### What you should do
Quote the listing below verbatim, line for line, and omit the pictures from your reproduction.
————
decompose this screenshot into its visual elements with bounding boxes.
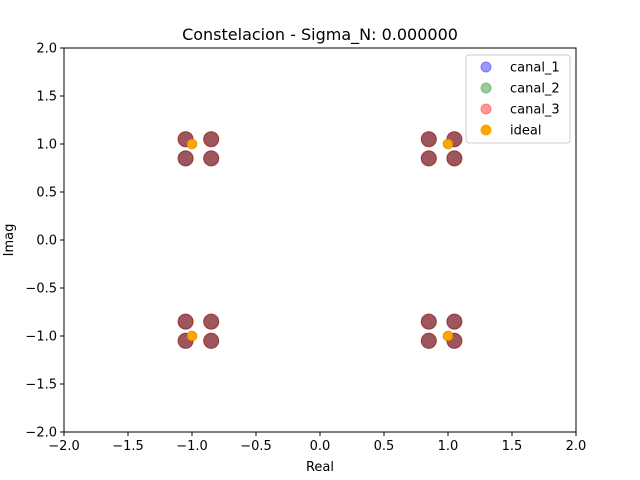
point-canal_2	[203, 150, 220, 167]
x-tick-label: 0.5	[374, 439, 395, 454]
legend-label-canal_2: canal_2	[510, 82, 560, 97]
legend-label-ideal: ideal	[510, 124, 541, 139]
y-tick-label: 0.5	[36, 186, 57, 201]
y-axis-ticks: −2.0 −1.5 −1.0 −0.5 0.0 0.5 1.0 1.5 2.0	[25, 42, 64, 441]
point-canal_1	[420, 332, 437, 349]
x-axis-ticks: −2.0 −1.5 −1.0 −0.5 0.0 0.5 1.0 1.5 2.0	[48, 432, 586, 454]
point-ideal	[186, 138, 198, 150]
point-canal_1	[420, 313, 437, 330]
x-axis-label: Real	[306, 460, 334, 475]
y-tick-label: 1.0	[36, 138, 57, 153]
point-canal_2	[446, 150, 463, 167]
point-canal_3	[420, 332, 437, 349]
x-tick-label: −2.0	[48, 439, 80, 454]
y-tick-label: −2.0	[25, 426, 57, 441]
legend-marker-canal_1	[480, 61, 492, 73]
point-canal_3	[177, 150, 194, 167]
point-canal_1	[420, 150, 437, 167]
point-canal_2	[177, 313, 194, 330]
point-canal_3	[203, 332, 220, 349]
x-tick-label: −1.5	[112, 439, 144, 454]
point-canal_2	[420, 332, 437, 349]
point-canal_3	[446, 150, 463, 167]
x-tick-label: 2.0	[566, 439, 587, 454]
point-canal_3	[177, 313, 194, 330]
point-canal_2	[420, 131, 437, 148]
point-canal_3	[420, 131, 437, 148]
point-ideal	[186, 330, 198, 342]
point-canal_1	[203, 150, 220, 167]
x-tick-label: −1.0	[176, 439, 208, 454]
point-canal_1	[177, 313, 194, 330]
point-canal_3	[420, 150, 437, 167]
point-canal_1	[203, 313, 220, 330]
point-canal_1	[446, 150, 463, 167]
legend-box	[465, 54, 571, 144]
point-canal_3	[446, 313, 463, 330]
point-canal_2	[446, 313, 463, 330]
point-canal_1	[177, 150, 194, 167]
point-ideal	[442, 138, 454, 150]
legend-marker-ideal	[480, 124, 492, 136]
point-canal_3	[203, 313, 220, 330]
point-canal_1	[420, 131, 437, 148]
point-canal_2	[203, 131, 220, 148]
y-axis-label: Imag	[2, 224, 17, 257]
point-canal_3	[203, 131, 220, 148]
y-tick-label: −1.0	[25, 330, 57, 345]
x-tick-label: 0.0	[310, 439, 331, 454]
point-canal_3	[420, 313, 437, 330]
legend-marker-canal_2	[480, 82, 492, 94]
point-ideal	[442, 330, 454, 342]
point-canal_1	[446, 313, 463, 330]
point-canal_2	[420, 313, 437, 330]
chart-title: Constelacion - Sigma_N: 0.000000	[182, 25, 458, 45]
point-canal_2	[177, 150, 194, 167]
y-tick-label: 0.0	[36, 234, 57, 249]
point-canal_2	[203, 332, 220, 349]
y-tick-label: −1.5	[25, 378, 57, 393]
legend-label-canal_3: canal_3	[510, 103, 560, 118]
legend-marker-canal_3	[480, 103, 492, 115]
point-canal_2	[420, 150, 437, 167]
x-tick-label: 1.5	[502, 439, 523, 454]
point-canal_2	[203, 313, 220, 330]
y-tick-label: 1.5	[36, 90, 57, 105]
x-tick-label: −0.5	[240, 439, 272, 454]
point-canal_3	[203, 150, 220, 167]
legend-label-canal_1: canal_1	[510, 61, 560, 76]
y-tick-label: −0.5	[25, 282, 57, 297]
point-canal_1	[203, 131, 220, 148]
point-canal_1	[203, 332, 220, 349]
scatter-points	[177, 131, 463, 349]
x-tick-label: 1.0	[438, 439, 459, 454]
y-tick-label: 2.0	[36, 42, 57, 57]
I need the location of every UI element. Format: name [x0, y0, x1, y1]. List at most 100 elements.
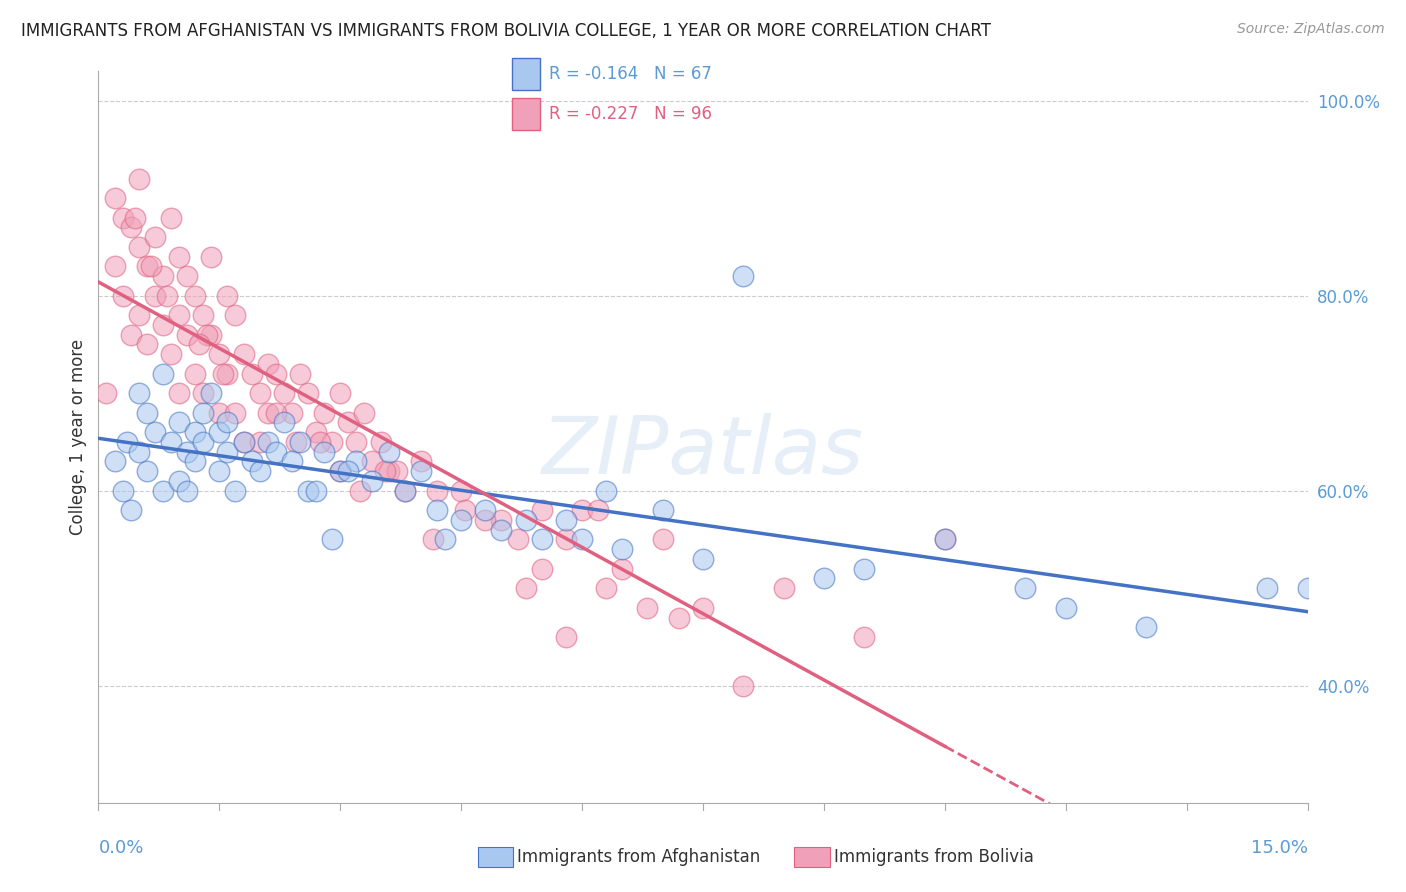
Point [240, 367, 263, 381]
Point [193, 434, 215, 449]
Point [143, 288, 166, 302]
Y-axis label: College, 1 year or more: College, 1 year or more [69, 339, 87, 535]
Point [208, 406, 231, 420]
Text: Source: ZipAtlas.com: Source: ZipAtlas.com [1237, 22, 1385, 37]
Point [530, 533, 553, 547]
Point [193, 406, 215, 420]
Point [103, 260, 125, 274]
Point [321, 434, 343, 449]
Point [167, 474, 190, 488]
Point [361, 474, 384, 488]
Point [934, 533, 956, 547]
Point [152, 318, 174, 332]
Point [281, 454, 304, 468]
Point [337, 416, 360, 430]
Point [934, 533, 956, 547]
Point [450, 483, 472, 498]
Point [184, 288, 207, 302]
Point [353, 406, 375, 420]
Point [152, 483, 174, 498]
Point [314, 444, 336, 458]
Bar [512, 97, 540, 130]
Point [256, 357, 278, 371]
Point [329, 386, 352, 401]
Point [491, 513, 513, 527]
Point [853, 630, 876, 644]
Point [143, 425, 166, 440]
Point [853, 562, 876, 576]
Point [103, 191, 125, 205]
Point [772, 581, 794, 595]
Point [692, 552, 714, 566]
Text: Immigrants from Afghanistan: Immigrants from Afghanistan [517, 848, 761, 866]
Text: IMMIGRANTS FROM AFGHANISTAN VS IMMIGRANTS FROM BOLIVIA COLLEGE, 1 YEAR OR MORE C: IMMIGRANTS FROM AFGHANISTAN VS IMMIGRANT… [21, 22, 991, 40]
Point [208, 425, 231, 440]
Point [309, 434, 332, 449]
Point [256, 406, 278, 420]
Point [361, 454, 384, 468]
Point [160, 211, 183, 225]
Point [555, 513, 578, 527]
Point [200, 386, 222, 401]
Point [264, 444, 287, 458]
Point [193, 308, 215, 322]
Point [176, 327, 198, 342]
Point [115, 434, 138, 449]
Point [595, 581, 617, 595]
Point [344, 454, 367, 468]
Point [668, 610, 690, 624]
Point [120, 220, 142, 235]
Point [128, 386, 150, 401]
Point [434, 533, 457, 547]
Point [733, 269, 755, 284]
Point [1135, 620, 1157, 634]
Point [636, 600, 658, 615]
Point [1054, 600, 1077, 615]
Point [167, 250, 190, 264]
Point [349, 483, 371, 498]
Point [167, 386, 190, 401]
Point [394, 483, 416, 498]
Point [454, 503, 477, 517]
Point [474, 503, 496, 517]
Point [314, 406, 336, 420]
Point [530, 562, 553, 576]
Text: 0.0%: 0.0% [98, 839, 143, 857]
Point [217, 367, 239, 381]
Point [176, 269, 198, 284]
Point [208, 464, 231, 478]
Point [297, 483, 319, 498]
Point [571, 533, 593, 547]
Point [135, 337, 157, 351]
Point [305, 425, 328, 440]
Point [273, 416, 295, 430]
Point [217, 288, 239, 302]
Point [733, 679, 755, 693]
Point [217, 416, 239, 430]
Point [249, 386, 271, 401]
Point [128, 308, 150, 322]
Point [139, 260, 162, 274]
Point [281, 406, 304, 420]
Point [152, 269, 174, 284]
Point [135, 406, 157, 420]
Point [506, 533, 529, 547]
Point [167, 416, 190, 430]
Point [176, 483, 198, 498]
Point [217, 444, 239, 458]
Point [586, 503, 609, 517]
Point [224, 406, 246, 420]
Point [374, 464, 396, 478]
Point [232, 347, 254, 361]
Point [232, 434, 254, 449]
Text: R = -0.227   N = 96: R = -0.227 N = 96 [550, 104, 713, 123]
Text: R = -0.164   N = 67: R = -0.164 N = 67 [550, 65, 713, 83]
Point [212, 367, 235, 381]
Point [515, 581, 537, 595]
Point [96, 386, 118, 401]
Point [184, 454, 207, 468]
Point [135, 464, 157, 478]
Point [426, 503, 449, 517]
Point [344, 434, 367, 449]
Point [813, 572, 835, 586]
————
### Task solution
decompose this screenshot into its visual elements with bounding boxes.
point-canal_2	[203, 150, 220, 167]
x-tick-label: 0.5	[374, 439, 395, 454]
legend-label-canal_2: canal_2	[510, 82, 560, 97]
legend-label-ideal: ideal	[510, 124, 541, 139]
y-tick-label: 0.5	[36, 186, 57, 201]
y-axis-ticks: −2.0 −1.5 −1.0 −0.5 0.0 0.5 1.0 1.5 2.0	[25, 42, 64, 441]
point-canal_1	[420, 332, 437, 349]
x-axis-ticks: −2.0 −1.5 −1.0 −0.5 0.0 0.5 1.0 1.5 2.0	[48, 432, 586, 454]
point-ideal	[186, 138, 198, 150]
point-canal_1	[420, 313, 437, 330]
x-axis-label: Real	[306, 460, 334, 475]
y-tick-label: 1.0	[36, 138, 57, 153]
point-canal_2	[446, 150, 463, 167]
point-canal_3	[420, 332, 437, 349]
x-tick-label: −2.0	[48, 439, 80, 454]
y-tick-label: −2.0	[25, 426, 57, 441]
legend-marker-canal_1	[480, 61, 492, 73]
point-canal_3	[177, 150, 194, 167]
point-canal_1	[420, 150, 437, 167]
point-canal_2	[177, 313, 194, 330]
point-canal_3	[203, 332, 220, 349]
x-tick-label: −1.5	[112, 439, 144, 454]
point-canal_2	[420, 332, 437, 349]
point-canal_3	[446, 150, 463, 167]
x-tick-label: 2.0	[566, 439, 587, 454]
point-canal_3	[177, 313, 194, 330]
point-canal_2	[420, 131, 437, 148]
point-canal_3	[420, 131, 437, 148]
point-ideal	[186, 330, 198, 342]
point-canal_1	[203, 150, 220, 167]
x-tick-label: −1.0	[176, 439, 208, 454]
point-canal_1	[177, 313, 194, 330]
point-canal_3	[420, 150, 437, 167]
point-canal_1	[203, 313, 220, 330]
point-canal_1	[446, 150, 463, 167]
legend-box	[465, 54, 571, 144]
point-canal_3	[446, 313, 463, 330]
point-canal_2	[446, 313, 463, 330]
point-canal_1	[177, 150, 194, 167]
point-ideal	[442, 138, 454, 150]
legend-marker-ideal	[480, 124, 492, 136]
point-canal_3	[203, 313, 220, 330]
point-canal_1	[420, 131, 437, 148]
point-canal_2	[203, 131, 220, 148]
y-axis-label: Imag	[2, 224, 17, 257]
point-canal_3	[203, 131, 220, 148]
y-tick-label: −1.0	[25, 330, 57, 345]
x-tick-label: 0.0	[310, 439, 331, 454]
point-canal_3	[420, 313, 437, 330]
legend-marker-canal_2	[480, 82, 492, 94]
point-ideal	[442, 330, 454, 342]
point-canal_1	[446, 313, 463, 330]
point-canal_2	[420, 313, 437, 330]
chart-title: Constelacion - Sigma_N: 0.000000	[182, 25, 458, 45]
point-canal_2	[177, 150, 194, 167]
y-tick-label: 0.0	[36, 234, 57, 249]
point-canal_2	[203, 332, 220, 349]
y-tick-label: −1.5	[25, 378, 57, 393]
legend-label-canal_3: canal_3	[510, 103, 560, 118]
legend-marker-canal_3	[480, 103, 492, 115]
point-canal_2	[420, 150, 437, 167]
x-tick-label: 1.5	[502, 439, 523, 454]
point-canal_2	[203, 313, 220, 330]
y-tick-label: 1.5	[36, 90, 57, 105]
x-tick-label: −0.5	[240, 439, 272, 454]
point-canal_3	[203, 150, 220, 167]
legend-label-canal_1: canal_1	[510, 61, 560, 76]
y-tick-label: −0.5	[25, 282, 57, 297]
point-canal_1	[203, 131, 220, 148]
point-canal_1	[203, 332, 220, 349]
scatter-points	[177, 131, 463, 349]
x-tick-label: 1.0	[438, 439, 459, 454]
y-tick-label: 2.0	[36, 42, 57, 57]
I need the location of every UI element. Format: name [x0, y0, x1, y1]. List at most 100 elements.
Point [240, 367, 263, 381]
Point [193, 434, 215, 449]
Point [143, 288, 166, 302]
Y-axis label: College, 1 year or more: College, 1 year or more [69, 339, 87, 535]
Point [208, 406, 231, 420]
Text: Source: ZipAtlas.com: Source: ZipAtlas.com [1237, 22, 1385, 37]
Point [530, 533, 553, 547]
Point [193, 406, 215, 420]
Point [103, 260, 125, 274]
Point [321, 434, 343, 449]
Point [167, 474, 190, 488]
Point [361, 474, 384, 488]
Point [934, 533, 956, 547]
Point [152, 318, 174, 332]
Point [281, 454, 304, 468]
Point [337, 416, 360, 430]
Point [934, 533, 956, 547]
Point [450, 483, 472, 498]
Point [184, 288, 207, 302]
Point [353, 406, 375, 420]
Point [152, 483, 174, 498]
Point [314, 444, 336, 458]
Bar [512, 97, 540, 130]
Point [256, 357, 278, 371]
Point [329, 386, 352, 401]
Point [491, 513, 513, 527]
Point [853, 630, 876, 644]
Point [143, 425, 166, 440]
Point [853, 562, 876, 576]
Point [103, 191, 125, 205]
Point [772, 581, 794, 595]
Point [692, 552, 714, 566]
Text: Immigrants from Afghanistan: Immigrants from Afghanistan [517, 848, 761, 866]
Text: IMMIGRANTS FROM AFGHANISTAN VS IMMIGRANTS FROM BOLIVIA COLLEGE, 1 YEAR OR MORE C: IMMIGRANTS FROM AFGHANISTAN VS IMMIGRANT… [21, 22, 991, 40]
Point [208, 425, 231, 440]
Point [309, 434, 332, 449]
Point [256, 406, 278, 420]
Point [361, 454, 384, 468]
Point [160, 211, 183, 225]
Point [555, 513, 578, 527]
Point [200, 386, 222, 401]
Point [264, 444, 287, 458]
Point [193, 308, 215, 322]
Point [176, 327, 198, 342]
Point [115, 434, 138, 449]
Point [595, 581, 617, 595]
Point [344, 454, 367, 468]
Point [668, 610, 690, 624]
Point [120, 220, 142, 235]
Point [128, 386, 150, 401]
Point [434, 533, 457, 547]
Point [733, 269, 755, 284]
Point [1135, 620, 1157, 634]
Point [636, 600, 658, 615]
Point [1054, 600, 1077, 615]
Point [167, 250, 190, 264]
Point [349, 483, 371, 498]
Point [167, 386, 190, 401]
Point [394, 483, 416, 498]
Point [454, 503, 477, 517]
Point [474, 503, 496, 517]
Point [314, 406, 336, 420]
Point [530, 562, 553, 576]
Text: 0.0%: 0.0% [98, 839, 143, 857]
Point [217, 367, 239, 381]
Point [176, 269, 198, 284]
Point [208, 464, 231, 478]
Point [297, 483, 319, 498]
Point [571, 533, 593, 547]
Point [135, 337, 157, 351]
Point [305, 425, 328, 440]
Point [273, 416, 295, 430]
Point [217, 288, 239, 302]
Point [733, 679, 755, 693]
Point [217, 416, 239, 430]
Point [249, 386, 271, 401]
Point [128, 308, 150, 322]
Point [139, 260, 162, 274]
Point [281, 406, 304, 420]
Point [152, 269, 174, 284]
Point [135, 406, 157, 420]
Point [506, 533, 529, 547]
Point [167, 416, 190, 430]
Point [176, 483, 198, 498]
Point [217, 444, 239, 458]
Point [586, 503, 609, 517]
Point [224, 406, 246, 420]
Point [374, 464, 396, 478]
Point [232, 347, 254, 361]
Point [232, 434, 254, 449]
Text: R = -0.227   N = 96: R = -0.227 N = 96 [550, 104, 713, 123]
Text: R = -0.164   N = 67: R = -0.164 N = 67 [550, 65, 713, 83]
Point [212, 367, 235, 381]
Point [515, 581, 537, 595]
Point [96, 386, 118, 401]
Point [184, 454, 207, 468]
Point [135, 464, 157, 478]
Point [426, 503, 449, 517]
Point [344, 434, 367, 449]
Point [813, 572, 835, 586]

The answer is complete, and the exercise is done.